## WHAT TO PRODUCE
Copy all of the material below word for word, keeping every line in its original order.

## DATA ROWS
___

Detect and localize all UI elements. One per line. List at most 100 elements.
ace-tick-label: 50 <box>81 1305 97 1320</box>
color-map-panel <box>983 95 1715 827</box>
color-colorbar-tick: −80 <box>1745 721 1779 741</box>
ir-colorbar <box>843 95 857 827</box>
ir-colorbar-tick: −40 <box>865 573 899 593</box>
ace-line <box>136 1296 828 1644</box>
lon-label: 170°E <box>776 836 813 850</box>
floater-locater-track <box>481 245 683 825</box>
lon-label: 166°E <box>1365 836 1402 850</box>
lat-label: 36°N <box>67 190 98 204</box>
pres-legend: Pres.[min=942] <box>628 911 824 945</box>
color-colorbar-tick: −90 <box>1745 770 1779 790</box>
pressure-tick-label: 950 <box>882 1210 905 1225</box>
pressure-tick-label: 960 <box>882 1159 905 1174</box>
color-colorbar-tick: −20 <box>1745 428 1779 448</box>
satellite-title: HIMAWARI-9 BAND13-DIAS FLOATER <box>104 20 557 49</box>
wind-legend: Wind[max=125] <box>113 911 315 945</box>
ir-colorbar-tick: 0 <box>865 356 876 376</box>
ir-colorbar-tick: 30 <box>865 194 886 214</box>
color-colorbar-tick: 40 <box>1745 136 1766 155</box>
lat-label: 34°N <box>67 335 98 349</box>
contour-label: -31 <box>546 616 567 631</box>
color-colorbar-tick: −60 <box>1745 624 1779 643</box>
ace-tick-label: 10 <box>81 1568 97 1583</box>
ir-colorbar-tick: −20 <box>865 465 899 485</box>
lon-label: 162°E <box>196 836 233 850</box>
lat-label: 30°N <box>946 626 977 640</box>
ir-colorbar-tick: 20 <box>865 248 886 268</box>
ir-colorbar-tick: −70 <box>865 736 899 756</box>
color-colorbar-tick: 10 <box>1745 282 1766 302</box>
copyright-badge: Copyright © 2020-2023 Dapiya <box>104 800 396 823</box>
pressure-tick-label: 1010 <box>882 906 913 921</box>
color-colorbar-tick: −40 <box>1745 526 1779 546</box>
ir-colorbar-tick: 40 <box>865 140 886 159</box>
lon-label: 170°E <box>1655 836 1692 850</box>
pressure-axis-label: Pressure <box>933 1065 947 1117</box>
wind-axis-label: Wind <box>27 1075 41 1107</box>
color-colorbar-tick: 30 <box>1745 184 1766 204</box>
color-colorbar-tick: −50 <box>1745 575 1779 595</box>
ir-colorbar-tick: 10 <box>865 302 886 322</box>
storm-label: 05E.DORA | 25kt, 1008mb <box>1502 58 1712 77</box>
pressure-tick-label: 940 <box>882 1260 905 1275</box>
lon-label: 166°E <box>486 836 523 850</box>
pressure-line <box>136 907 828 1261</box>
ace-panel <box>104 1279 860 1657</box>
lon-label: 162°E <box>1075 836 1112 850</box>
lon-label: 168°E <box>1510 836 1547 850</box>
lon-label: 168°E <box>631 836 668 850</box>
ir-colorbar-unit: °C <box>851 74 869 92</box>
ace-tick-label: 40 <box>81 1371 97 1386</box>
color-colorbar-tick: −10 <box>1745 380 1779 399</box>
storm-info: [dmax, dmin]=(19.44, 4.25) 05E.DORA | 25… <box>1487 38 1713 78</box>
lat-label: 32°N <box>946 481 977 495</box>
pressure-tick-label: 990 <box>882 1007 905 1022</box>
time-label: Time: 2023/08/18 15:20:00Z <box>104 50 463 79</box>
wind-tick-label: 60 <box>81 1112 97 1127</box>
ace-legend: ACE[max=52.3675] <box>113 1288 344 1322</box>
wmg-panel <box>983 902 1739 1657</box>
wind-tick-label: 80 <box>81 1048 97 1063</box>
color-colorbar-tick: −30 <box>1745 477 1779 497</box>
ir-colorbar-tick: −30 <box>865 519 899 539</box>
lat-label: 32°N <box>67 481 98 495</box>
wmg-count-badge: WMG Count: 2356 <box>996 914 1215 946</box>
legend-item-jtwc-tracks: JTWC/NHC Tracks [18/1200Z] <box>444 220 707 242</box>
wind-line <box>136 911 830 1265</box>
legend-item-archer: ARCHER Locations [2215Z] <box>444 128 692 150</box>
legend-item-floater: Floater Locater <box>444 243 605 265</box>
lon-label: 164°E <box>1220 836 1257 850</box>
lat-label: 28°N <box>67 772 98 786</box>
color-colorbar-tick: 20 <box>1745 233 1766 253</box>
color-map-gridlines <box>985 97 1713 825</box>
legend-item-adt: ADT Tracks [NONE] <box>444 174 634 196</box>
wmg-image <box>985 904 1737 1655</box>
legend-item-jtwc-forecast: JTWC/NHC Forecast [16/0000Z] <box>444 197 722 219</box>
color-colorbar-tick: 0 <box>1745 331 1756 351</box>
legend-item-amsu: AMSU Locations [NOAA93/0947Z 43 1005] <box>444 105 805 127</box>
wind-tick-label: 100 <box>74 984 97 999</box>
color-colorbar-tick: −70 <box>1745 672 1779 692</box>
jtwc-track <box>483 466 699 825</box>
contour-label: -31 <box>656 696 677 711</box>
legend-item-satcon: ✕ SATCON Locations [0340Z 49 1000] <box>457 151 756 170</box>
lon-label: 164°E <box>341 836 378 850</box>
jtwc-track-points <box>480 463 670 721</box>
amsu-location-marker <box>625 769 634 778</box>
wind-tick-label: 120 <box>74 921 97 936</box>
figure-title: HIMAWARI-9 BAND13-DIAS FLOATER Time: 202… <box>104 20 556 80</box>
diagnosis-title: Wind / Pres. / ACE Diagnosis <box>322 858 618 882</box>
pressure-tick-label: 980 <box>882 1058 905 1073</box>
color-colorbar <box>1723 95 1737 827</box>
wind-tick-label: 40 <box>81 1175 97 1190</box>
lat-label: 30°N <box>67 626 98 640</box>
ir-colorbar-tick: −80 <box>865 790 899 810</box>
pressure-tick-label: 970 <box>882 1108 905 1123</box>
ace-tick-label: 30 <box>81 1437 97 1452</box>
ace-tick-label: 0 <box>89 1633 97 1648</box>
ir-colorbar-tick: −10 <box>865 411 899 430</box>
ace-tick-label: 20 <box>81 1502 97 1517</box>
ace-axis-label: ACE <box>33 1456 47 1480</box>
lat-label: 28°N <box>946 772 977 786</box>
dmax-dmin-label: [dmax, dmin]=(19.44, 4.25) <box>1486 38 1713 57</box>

___

## RESPONSE TO THIS TASK
Detect and localize all UI elements. One per line. List at most 100 elements.
ace-tick-label: 50 <box>81 1305 97 1320</box>
color-map-panel <box>983 95 1715 827</box>
color-colorbar-tick: −80 <box>1745 721 1779 741</box>
ir-colorbar <box>843 95 857 827</box>
ir-colorbar-tick: −40 <box>865 573 899 593</box>
ace-line <box>136 1296 828 1644</box>
lon-label: 170°E <box>776 836 813 850</box>
floater-locater-track <box>481 245 683 825</box>
lon-label: 166°E <box>1365 836 1402 850</box>
lat-label: 36°N <box>67 190 98 204</box>
pres-legend: Pres.[min=942] <box>628 911 824 945</box>
color-colorbar-tick: −90 <box>1745 770 1779 790</box>
pressure-tick-label: 950 <box>882 1210 905 1225</box>
pressure-tick-label: 960 <box>882 1159 905 1174</box>
color-colorbar-tick: −20 <box>1745 428 1779 448</box>
satellite-title: HIMAWARI-9 BAND13-DIAS FLOATER <box>104 20 557 49</box>
wind-legend: Wind[max=125] <box>113 911 315 945</box>
ir-colorbar-tick: 0 <box>865 356 876 376</box>
ir-colorbar-tick: 30 <box>865 194 886 214</box>
color-colorbar-tick: 40 <box>1745 136 1766 155</box>
lat-label: 34°N <box>67 335 98 349</box>
contour-label: -31 <box>546 616 567 631</box>
color-colorbar-tick: −60 <box>1745 624 1779 643</box>
ace-tick-label: 10 <box>81 1568 97 1583</box>
ir-colorbar-tick: −20 <box>865 465 899 485</box>
lon-label: 162°E <box>196 836 233 850</box>
lat-label: 30°N <box>946 626 977 640</box>
ir-colorbar-tick: 20 <box>865 248 886 268</box>
ir-colorbar-tick: −70 <box>865 736 899 756</box>
color-colorbar-tick: 10 <box>1745 282 1766 302</box>
copyright-badge: Copyright © 2020-2023 Dapiya <box>104 800 396 823</box>
pressure-tick-label: 1010 <box>882 906 913 921</box>
color-colorbar-tick: −40 <box>1745 526 1779 546</box>
ir-colorbar-tick: 40 <box>865 140 886 159</box>
lon-label: 170°E <box>1655 836 1692 850</box>
pressure-axis-label: Pressure <box>933 1065 947 1117</box>
wind-axis-label: Wind <box>27 1075 41 1107</box>
color-colorbar-tick: 30 <box>1745 184 1766 204</box>
color-colorbar-tick: −50 <box>1745 575 1779 595</box>
ir-colorbar-tick: 10 <box>865 302 886 322</box>
storm-label: 05E.DORA | 25kt, 1008mb <box>1502 58 1712 77</box>
pressure-tick-label: 940 <box>882 1260 905 1275</box>
lon-label: 166°E <box>486 836 523 850</box>
pressure-line <box>136 907 828 1261</box>
ace-panel <box>104 1279 860 1657</box>
lon-label: 162°E <box>1075 836 1112 850</box>
lon-label: 168°E <box>1510 836 1547 850</box>
lon-label: 168°E <box>631 836 668 850</box>
ir-colorbar-unit: °C <box>851 74 869 92</box>
ace-tick-label: 40 <box>81 1371 97 1386</box>
color-colorbar-tick: −10 <box>1745 380 1779 399</box>
storm-info: [dmax, dmin]=(19.44, 4.25) 05E.DORA | 25… <box>1487 38 1713 78</box>
lat-label: 32°N <box>946 481 977 495</box>
pressure-tick-label: 990 <box>882 1007 905 1022</box>
time-label: Time: 2023/08/18 15:20:00Z <box>104 50 463 79</box>
wind-tick-label: 60 <box>81 1112 97 1127</box>
ace-legend: ACE[max=52.3675] <box>113 1288 344 1322</box>
wmg-panel <box>983 902 1739 1657</box>
wind-tick-label: 80 <box>81 1048 97 1063</box>
color-colorbar-tick: −30 <box>1745 477 1779 497</box>
ir-colorbar-tick: −30 <box>865 519 899 539</box>
lat-label: 32°N <box>67 481 98 495</box>
wmg-count-badge: WMG Count: 2356 <box>996 914 1215 946</box>
legend-item-jtwc-tracks: JTWC/NHC Tracks [18/1200Z] <box>444 220 707 242</box>
wind-line <box>136 911 830 1265</box>
legend-item-archer: ARCHER Locations [2215Z] <box>444 128 692 150</box>
legend-item-floater: Floater Locater <box>444 243 605 265</box>
lon-label: 164°E <box>1220 836 1257 850</box>
lat-label: 28°N <box>67 772 98 786</box>
color-colorbar-tick: 20 <box>1745 233 1766 253</box>
color-map-gridlines <box>985 97 1713 825</box>
legend-item-adt: ADT Tracks [NONE] <box>444 174 634 196</box>
wmg-image <box>985 904 1737 1655</box>
legend-item-jtwc-forecast: JTWC/NHC Forecast [16/0000Z] <box>444 197 722 219</box>
color-colorbar-tick: 0 <box>1745 331 1756 351</box>
legend-item-amsu: AMSU Locations [NOAA93/0947Z 43 1005] <box>444 105 805 127</box>
wind-tick-label: 100 <box>74 984 97 999</box>
color-colorbar-tick: −70 <box>1745 672 1779 692</box>
jtwc-track <box>483 466 699 825</box>
contour-label: -31 <box>656 696 677 711</box>
legend-item-satcon: ✕ SATCON Locations [0340Z 49 1000] <box>457 151 756 170</box>
lon-label: 164°E <box>341 836 378 850</box>
jtwc-track-points <box>480 463 670 721</box>
amsu-location-marker <box>625 769 634 778</box>
wind-tick-label: 120 <box>74 921 97 936</box>
figure-title: HIMAWARI-9 BAND13-DIAS FLOATER Time: 202… <box>104 20 556 80</box>
diagnosis-title: Wind / Pres. / ACE Diagnosis <box>322 858 618 882</box>
pressure-tick-label: 980 <box>882 1058 905 1073</box>
color-colorbar <box>1723 95 1737 827</box>
wind-tick-label: 40 <box>81 1175 97 1190</box>
lat-label: 30°N <box>67 626 98 640</box>
ir-colorbar-tick: −80 <box>865 790 899 810</box>
pressure-tick-label: 970 <box>882 1108 905 1123</box>
ace-tick-label: 30 <box>81 1437 97 1452</box>
ace-tick-label: 0 <box>89 1633 97 1648</box>
ir-colorbar-tick: −10 <box>865 411 899 430</box>
ace-tick-label: 20 <box>81 1502 97 1517</box>
ace-axis-label: ACE <box>33 1456 47 1480</box>
lat-label: 28°N <box>946 772 977 786</box>
dmax-dmin-label: [dmax, dmin]=(19.44, 4.25) <box>1486 38 1713 57</box>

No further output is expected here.